Exercise:
Below are some records; output all of them exactly as they read.

-*-*-

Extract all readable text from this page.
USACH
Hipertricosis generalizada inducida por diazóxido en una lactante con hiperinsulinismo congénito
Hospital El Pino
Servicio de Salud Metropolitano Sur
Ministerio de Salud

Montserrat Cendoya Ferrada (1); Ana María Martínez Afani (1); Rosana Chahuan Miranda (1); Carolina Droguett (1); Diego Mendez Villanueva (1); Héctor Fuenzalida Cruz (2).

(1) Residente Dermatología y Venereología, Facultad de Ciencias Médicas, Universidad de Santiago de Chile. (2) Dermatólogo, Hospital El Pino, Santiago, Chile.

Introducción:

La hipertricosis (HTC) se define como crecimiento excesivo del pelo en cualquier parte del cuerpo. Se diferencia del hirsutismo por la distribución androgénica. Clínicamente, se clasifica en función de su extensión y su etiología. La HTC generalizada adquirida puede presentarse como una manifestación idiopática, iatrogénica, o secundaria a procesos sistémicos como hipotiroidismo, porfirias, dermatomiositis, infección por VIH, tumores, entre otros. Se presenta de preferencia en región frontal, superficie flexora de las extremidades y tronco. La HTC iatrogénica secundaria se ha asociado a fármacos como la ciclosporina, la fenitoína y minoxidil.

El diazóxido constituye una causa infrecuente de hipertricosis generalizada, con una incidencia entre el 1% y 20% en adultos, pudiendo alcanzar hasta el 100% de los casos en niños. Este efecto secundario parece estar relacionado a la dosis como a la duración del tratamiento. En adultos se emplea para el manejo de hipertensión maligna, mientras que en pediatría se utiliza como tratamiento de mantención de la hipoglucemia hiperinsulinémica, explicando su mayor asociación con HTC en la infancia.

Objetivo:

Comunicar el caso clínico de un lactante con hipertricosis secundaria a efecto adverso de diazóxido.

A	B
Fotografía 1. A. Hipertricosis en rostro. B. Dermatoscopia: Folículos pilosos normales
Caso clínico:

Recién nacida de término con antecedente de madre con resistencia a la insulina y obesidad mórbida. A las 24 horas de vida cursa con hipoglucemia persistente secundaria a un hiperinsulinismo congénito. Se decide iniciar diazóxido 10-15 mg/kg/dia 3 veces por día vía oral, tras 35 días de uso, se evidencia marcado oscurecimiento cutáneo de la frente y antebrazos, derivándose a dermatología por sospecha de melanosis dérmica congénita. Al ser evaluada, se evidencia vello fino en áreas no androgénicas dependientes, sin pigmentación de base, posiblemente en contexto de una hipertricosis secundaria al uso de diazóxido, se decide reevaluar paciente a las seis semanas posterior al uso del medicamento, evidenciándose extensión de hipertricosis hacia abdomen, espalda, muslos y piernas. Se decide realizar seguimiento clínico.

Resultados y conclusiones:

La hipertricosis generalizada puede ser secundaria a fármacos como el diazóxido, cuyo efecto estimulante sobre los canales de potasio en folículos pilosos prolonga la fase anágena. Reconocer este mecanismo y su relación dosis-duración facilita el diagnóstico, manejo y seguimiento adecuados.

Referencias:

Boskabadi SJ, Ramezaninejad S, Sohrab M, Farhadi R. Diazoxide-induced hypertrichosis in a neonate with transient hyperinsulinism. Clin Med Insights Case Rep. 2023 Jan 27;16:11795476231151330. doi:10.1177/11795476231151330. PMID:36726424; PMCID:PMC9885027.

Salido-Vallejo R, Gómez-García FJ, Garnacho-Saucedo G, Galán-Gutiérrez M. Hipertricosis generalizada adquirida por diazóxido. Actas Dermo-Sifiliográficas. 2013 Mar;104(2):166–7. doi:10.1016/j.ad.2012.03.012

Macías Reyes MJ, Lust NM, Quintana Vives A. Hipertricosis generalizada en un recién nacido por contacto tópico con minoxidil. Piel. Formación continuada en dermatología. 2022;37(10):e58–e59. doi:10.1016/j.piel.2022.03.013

-*-*-

Answer:
Extract all readable text from this page.
USACH
Hipertricosis generalizada inducida por diazóxido en una lactante con hiperinsulinismo congénito
Hospital El Pino
Servicio de Salud Metropolitano Sur
Ministerio de Salud

Montserrat Cendoya Ferrada (1); Ana María Martínez Afani (1); Rosana Chahuan Miranda (1); Carolina Droguett (1); Diego Mendez Villanueva (1); Héctor Fuenzalida Cruz (2).

(1) Residente Dermatología y Venereología, Facultad de Ciencias Médicas, Universidad de Santiago de Chile. (2) Dermatólogo, Hospital El Pino, Santiago, Chile.

Introducción:

La hipertricosis (HTC) se define como crecimiento excesivo del pelo en cualquier parte del cuerpo. Se diferencia del hirsutismo por la distribución androgénica. Clínicamente, se clasifica en función de su extensión y su etiología. La HTC generalizada adquirida puede presentarse como una manifestación idiopática, iatrogénica, o secundaria a procesos sistémicos como hipotiroidismo, porfirias, dermatomiositis, infección por VIH, tumores, entre otros. Se presenta de preferencia en región frontal, superficie flexora de las extremidades y tronco. La HTC iatrogénica secundaria se ha asociado a fármacos como la ciclosporina, la fenitoína y minoxidil.

El diazóxido constituye una causa infrecuente de hipertricosis generalizada, con una incidencia entre el 1% y 20% en adultos, pudiendo alcanzar hasta el 100% de los casos en niños. Este efecto secundario parece estar relacionado a la dosis como a la duración del tratamiento. En adultos se emplea para el manejo de hipertensión maligna, mientras que en pediatría se utiliza como tratamiento de mantención de la hipoglucemia hiperinsulinémica, explicando su mayor asociación con HTC en la infancia.

Objetivo:

Comunicar el caso clínico de un lactante con hipertricosis secundaria a efecto adverso de diazóxido.

A	B
Fotografía 1. A. Hipertricosis en rostro. B. Dermatoscopia: Folículos pilosos normales
Caso clínico:

Recién nacida de término con antecedente de madre con resistencia a la insulina y obesidad mórbida. A las 24 horas de vida cursa con hipoglucemia persistente secundaria a un hiperinsulinismo congénito. Se decide iniciar diazóxido 10-15 mg/kg/dia 3 veces por día vía oral, tras 35 días de uso, se evidencia marcado oscurecimiento cutáneo de la frente y antebrazos, derivándose a dermatología por sospecha de melanosis dérmica congénita. Al ser evaluada, se evidencia vello fino en áreas no androgénicas dependientes, sin pigmentación de base, posiblemente en contexto de una hipertricosis secundaria al uso de diazóxido, se decide reevaluar paciente a las seis semanas posterior al uso del medicamento, evidenciándose extensión de hipertricosis hacia abdomen, espalda, muslos y piernas. Se decide realizar seguimiento clínico.

Resultados y conclusiones:

La hipertricosis generalizada puede ser secundaria a fármacos como el diazóxido, cuyo efecto estimulante sobre los canales de potasio en folículos pilosos prolonga la fase anágena. Reconocer este mecanismo y su relación dosis-duración facilita el diagnóstico, manejo y seguimiento adecuados.

Referencias:

Boskabadi SJ, Ramezaninejad S, Sohrab M, Farhadi R. Diazoxide-induced hypertrichosis in a neonate with transient hyperinsulinism. Clin Med Insights Case Rep. 2023 Jan 27;16:11795476231151330. doi:10.1177/11795476231151330. PMID:36726424; PMCID:PMC9885027.

Salido-Vallejo R, Gómez-García FJ, Garnacho-Saucedo G, Galán-Gutiérrez M. Hipertricosis generalizada adquirida por diazóxido. Actas Dermo-Sifiliográficas. 2013 Mar;104(2):166–7. doi:10.1016/j.ad.2012.03.012

Macías Reyes MJ, Lust NM, Quintana Vives A. Hipertricosis generalizada en un recién nacido por contacto tópico con minoxidil. Piel. Formación continuada en dermatología. 2022;37(10):e58–e59. doi:10.1016/j.piel.2022.03.013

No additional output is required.